## EXERCISE DIRECTIONS
The exercise asks for every line of the data to be reproduced exactly.

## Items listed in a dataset
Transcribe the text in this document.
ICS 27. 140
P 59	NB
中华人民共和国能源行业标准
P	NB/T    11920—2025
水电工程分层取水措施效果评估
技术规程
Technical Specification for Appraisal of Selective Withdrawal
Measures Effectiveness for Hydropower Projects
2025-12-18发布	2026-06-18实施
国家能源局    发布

## WRITTEN RESPONSE
Transcribe the text in this document.
ICS 27. 140
P 59	NB
中华人民共和国能源行业标准
P	NB/T    11920—2025
水电工程分层取水措施效果评估
技术规程
Technical Specification for Appraisal of Selective Withdrawal
Measures Effectiveness for Hydropower Projects
2025-12-18发布	2026-06-18实施
国家能源局    发布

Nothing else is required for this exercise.